* _WRITTEN EXERCISE_: Extract each line containing the string "backup".

* * *

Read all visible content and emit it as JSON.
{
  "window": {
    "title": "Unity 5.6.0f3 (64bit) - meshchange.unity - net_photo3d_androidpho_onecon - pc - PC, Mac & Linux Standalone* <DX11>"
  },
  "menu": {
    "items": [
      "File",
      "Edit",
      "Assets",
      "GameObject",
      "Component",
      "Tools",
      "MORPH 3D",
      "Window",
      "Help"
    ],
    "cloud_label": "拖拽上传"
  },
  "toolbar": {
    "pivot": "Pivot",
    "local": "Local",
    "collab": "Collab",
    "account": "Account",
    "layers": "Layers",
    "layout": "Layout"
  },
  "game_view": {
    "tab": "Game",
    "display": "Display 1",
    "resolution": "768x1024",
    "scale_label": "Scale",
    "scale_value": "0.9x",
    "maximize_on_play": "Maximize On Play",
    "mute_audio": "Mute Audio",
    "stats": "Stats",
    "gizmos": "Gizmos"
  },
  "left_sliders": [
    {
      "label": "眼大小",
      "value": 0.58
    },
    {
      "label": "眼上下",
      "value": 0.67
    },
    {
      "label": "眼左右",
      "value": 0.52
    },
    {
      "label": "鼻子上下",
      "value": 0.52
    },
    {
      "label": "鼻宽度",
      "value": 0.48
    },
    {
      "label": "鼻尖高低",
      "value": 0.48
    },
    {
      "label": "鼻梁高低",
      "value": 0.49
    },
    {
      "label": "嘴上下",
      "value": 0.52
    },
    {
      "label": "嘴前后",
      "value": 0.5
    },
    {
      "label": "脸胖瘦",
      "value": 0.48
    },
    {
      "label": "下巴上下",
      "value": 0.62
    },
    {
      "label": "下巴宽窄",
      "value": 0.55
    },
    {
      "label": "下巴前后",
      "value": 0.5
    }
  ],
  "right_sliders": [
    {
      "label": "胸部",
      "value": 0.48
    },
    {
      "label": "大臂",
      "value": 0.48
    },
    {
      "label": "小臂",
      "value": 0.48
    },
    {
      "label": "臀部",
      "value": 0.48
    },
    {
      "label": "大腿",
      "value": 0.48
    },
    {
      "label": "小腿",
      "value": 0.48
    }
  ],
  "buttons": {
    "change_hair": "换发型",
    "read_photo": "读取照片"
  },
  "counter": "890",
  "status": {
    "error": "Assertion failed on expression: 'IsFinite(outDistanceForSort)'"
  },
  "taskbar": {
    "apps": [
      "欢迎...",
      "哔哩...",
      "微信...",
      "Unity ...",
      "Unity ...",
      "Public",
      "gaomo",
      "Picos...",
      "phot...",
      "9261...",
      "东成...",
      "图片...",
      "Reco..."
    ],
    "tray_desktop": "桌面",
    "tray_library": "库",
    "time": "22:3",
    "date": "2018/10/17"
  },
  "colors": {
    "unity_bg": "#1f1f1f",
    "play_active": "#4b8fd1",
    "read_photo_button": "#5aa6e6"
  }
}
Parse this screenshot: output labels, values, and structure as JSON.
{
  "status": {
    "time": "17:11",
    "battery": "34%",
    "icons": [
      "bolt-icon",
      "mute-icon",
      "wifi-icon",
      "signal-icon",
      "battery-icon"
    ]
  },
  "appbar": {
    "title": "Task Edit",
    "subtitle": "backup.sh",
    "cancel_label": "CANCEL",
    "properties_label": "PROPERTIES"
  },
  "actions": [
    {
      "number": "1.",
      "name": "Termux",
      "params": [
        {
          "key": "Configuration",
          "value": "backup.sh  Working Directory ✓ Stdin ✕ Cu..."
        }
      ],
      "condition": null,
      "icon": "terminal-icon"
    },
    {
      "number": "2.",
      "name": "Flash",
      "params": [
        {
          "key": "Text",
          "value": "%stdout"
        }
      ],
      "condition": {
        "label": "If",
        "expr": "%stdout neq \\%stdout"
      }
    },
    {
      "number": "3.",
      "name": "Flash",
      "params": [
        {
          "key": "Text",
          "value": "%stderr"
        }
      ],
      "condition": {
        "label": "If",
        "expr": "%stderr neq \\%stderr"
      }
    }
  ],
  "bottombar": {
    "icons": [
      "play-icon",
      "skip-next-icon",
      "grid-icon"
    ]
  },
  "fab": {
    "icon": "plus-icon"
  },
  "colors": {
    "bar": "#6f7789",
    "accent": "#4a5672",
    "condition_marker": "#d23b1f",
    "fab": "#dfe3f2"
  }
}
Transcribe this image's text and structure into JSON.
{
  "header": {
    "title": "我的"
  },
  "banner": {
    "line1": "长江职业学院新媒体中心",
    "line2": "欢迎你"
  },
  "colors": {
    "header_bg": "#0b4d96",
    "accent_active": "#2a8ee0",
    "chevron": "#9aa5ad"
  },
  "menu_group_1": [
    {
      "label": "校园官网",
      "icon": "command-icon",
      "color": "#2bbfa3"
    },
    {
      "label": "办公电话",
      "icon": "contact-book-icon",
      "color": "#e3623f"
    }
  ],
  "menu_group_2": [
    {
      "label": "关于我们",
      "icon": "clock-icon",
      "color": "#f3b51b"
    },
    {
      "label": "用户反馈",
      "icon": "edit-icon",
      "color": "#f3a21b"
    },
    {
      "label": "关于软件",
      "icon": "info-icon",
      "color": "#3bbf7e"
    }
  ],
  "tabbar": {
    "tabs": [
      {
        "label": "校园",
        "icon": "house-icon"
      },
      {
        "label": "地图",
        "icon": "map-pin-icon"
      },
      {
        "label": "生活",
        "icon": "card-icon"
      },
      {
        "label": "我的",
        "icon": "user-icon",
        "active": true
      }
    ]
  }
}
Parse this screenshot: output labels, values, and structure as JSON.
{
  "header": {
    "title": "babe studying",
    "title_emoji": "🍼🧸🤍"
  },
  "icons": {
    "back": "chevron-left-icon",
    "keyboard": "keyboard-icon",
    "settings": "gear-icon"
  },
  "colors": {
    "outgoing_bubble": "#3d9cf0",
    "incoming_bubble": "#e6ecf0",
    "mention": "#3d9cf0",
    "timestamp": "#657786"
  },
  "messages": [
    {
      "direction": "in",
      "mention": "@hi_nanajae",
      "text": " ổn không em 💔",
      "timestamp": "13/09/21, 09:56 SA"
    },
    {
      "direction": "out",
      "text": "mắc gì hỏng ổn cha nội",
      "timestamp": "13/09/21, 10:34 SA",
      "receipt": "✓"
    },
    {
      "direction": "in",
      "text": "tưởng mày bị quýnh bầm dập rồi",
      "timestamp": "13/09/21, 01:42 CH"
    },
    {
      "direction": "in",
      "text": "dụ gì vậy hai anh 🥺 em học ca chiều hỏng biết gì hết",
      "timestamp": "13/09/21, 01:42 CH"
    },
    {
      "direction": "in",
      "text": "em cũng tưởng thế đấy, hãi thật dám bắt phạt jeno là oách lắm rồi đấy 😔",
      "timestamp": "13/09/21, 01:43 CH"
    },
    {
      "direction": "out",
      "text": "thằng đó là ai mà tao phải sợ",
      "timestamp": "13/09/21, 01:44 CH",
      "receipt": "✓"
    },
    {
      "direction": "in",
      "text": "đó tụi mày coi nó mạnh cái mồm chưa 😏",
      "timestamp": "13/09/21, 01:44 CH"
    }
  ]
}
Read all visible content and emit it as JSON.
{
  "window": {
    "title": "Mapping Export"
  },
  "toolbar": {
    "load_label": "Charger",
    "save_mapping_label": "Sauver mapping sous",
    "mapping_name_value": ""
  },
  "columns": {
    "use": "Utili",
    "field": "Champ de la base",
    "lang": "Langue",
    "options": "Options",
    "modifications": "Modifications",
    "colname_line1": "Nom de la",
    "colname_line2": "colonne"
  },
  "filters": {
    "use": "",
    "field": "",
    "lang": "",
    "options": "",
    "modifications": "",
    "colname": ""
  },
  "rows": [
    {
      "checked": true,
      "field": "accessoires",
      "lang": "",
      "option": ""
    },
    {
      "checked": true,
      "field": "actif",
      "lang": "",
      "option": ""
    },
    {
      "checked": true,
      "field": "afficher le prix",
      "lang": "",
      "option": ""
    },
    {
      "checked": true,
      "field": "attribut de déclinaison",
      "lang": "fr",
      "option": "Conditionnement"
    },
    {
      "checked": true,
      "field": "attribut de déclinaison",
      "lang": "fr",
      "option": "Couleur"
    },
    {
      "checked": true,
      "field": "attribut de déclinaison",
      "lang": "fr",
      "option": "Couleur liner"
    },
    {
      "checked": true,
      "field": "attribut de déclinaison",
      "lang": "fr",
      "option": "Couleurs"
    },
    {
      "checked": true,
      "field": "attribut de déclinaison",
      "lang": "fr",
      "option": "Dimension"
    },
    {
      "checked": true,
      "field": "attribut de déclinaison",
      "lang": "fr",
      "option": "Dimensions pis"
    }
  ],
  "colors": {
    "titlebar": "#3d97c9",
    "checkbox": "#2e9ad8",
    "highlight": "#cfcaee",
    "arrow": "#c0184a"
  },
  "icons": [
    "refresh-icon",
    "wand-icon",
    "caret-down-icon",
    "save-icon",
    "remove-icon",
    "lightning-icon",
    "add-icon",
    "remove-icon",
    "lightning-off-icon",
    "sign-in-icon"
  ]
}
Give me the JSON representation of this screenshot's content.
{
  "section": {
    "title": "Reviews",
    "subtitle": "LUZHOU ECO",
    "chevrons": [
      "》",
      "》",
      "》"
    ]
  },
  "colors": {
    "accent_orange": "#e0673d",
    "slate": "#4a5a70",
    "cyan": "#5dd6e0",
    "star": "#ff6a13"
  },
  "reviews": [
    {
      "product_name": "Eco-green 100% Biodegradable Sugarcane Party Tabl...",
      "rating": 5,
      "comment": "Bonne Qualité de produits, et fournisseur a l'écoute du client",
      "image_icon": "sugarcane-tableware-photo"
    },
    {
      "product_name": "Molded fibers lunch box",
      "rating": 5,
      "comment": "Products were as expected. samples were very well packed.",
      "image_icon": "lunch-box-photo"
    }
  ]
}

* * *

* _PROBLEM SOLUTION_:
    "subtitle": "backup.sh",
          "value": "backup.sh  Working Directory ✓ Stdin ✕ Cu..."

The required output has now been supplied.